> _Task directions_
Report back each line of the records that contains the string "BITUMINOUS".

> _Dataset records_
+---+
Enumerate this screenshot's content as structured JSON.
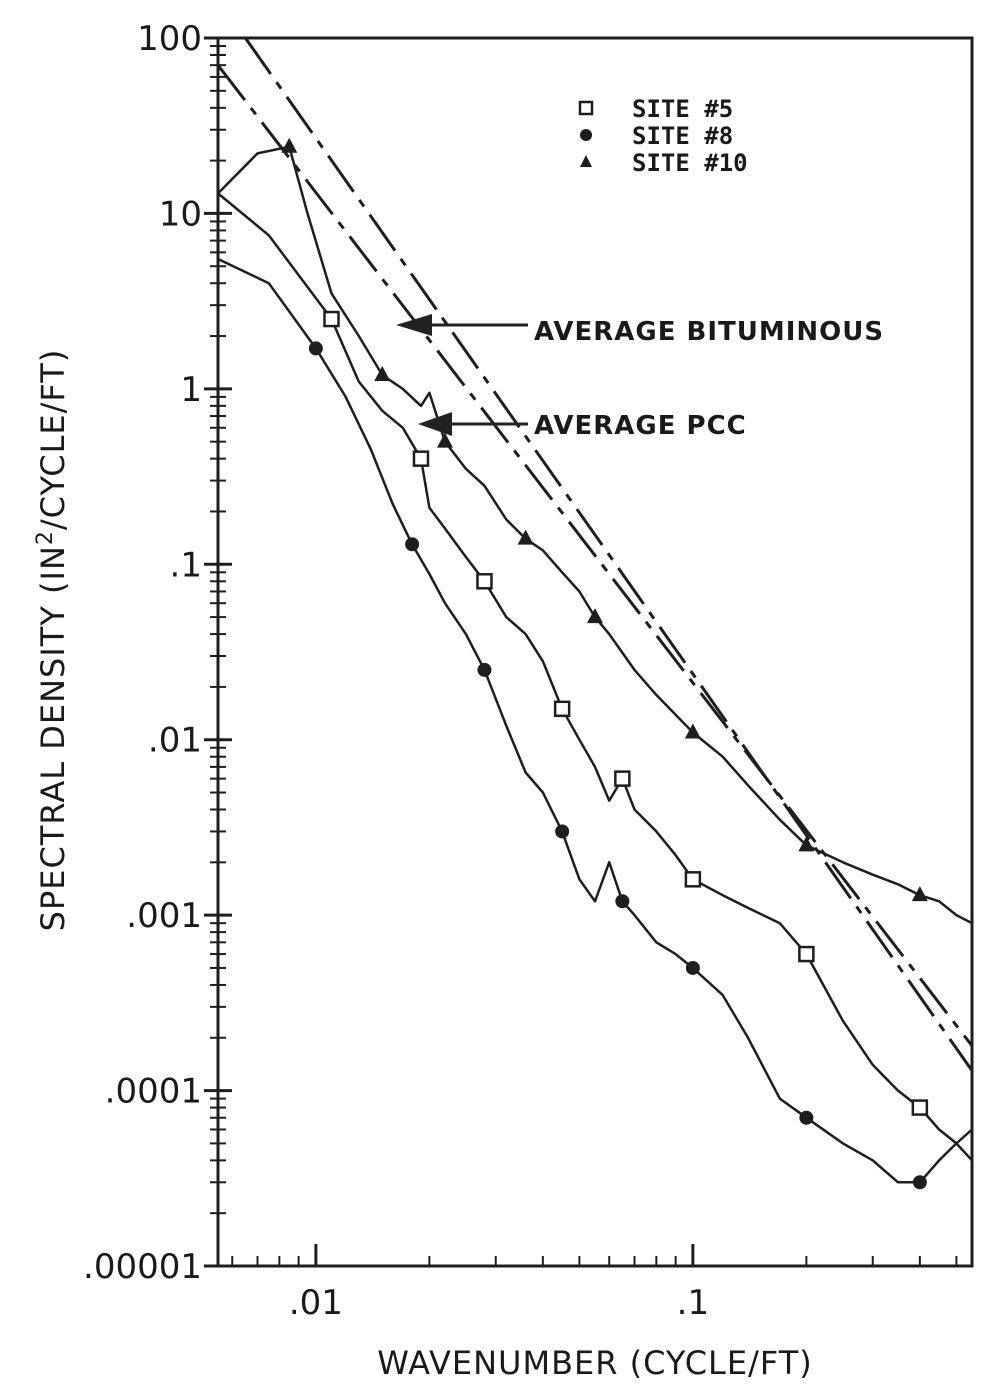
{
  "chart_data": {
    "type": "line",
    "xscale": "log",
    "yscale": "log",
    "xlim": [
      0.0055,
      0.55
    ],
    "ylim": [
      1e-05,
      100
    ],
    "xlabel": "WAVENUMBER (CYCLE/FT)",
    "ylabel_parts": {
      "pre": "SPECTRAL DENSITY (IN",
      "sup": "2",
      "post": "/CYCLE/FT)"
    },
    "xticks": [
      {
        "value": 0.01,
        "label": ".01"
      },
      {
        "value": 0.1,
        "label": ".1"
      }
    ],
    "yticks": [
      {
        "value": 100,
        "label": "100"
      },
      {
        "value": 10,
        "label": "10"
      },
      {
        "value": 1,
        "label": "1"
      },
      {
        "value": 0.1,
        "label": ".1"
      },
      {
        "value": 0.01,
        "label": ".01"
      },
      {
        "value": 0.001,
        "label": ".001"
      },
      {
        "value": 0.0001,
        "label": ".0001"
      },
      {
        "value": 1e-05,
        "label": ".00001"
      }
    ],
    "legend_position": "top-right",
    "series": [
      {
        "name": "SITE #5",
        "marker": "square",
        "x": [
          0.0055,
          0.0075,
          0.011,
          0.013,
          0.015,
          0.017,
          0.019,
          0.02,
          0.022,
          0.025,
          0.028,
          0.032,
          0.036,
          0.04,
          0.045,
          0.05,
          0.055,
          0.06,
          0.065,
          0.07,
          0.08,
          0.09,
          0.1,
          0.12,
          0.14,
          0.17,
          0.2,
          0.25,
          0.3,
          0.35,
          0.4,
          0.45,
          0.5,
          0.55
        ],
        "values": [
          13,
          7.5,
          2.5,
          1.1,
          0.75,
          0.6,
          0.4,
          0.21,
          0.16,
          0.11,
          0.08,
          0.05,
          0.04,
          0.028,
          0.015,
          0.01,
          0.007,
          0.0045,
          0.006,
          0.004,
          0.003,
          0.0022,
          0.0016,
          0.0013,
          0.0011,
          0.0009,
          0.0006,
          0.00025,
          0.00014,
          0.0001,
          8e-05,
          6e-05,
          5e-05,
          6e-05
        ]
      },
      {
        "name": "SITE #8",
        "marker": "circle",
        "x": [
          0.0055,
          0.0075,
          0.01,
          0.012,
          0.014,
          0.016,
          0.018,
          0.02,
          0.022,
          0.025,
          0.028,
          0.032,
          0.036,
          0.04,
          0.045,
          0.05,
          0.055,
          0.06,
          0.065,
          0.07,
          0.08,
          0.09,
          0.1,
          0.12,
          0.14,
          0.17,
          0.2,
          0.25,
          0.3,
          0.35,
          0.4,
          0.45,
          0.5,
          0.55
        ],
        "values": [
          5.5,
          4,
          1.7,
          0.9,
          0.45,
          0.22,
          0.13,
          0.088,
          0.06,
          0.04,
          0.025,
          0.012,
          0.0065,
          0.005,
          0.003,
          0.0016,
          0.0012,
          0.002,
          0.0012,
          0.001,
          0.0007,
          0.0006,
          0.0005,
          0.00035,
          0.0002,
          9e-05,
          7e-05,
          5e-05,
          4e-05,
          3e-05,
          3e-05,
          4e-05,
          5e-05,
          4e-05
        ]
      },
      {
        "name": "SITE #10",
        "marker": "triangle",
        "x": [
          0.0055,
          0.007,
          0.0085,
          0.0095,
          0.011,
          0.013,
          0.015,
          0.017,
          0.019,
          0.02,
          0.022,
          0.025,
          0.028,
          0.032,
          0.036,
          0.04,
          0.045,
          0.05,
          0.055,
          0.06,
          0.07,
          0.08,
          0.1,
          0.12,
          0.14,
          0.17,
          0.2,
          0.25,
          0.3,
          0.35,
          0.4,
          0.45,
          0.5,
          0.55
        ],
        "values": [
          13,
          22,
          24,
          10,
          3.5,
          2,
          1.2,
          1,
          0.8,
          0.95,
          0.5,
          0.35,
          0.28,
          0.18,
          0.14,
          0.12,
          0.09,
          0.07,
          0.05,
          0.04,
          0.025,
          0.018,
          0.011,
          0.008,
          0.0055,
          0.0035,
          0.0025,
          0.002,
          0.0017,
          0.0015,
          0.0013,
          0.0012,
          0.001,
          0.0009
        ]
      },
      {
        "name": "AVERAGE BITUMINOUS",
        "style": "dashed",
        "x": [
          0.0065,
          0.55
        ],
        "values": [
          100,
          0.00013
        ]
      },
      {
        "name": "AVERAGE PCC",
        "style": "dashed",
        "x": [
          0.0055,
          0.55
        ],
        "values": [
          70,
          0.00018
        ]
      }
    ],
    "annotations": [
      {
        "text": "AVERAGE BITUMINOUS"
      },
      {
        "text": "AVERAGE PCC"
      }
    ]
  }
}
+---+
> _Solution to the exercise_
        "name": "AVERAGE BITUMINOUS",
        "text": "AVERAGE BITUMINOUS"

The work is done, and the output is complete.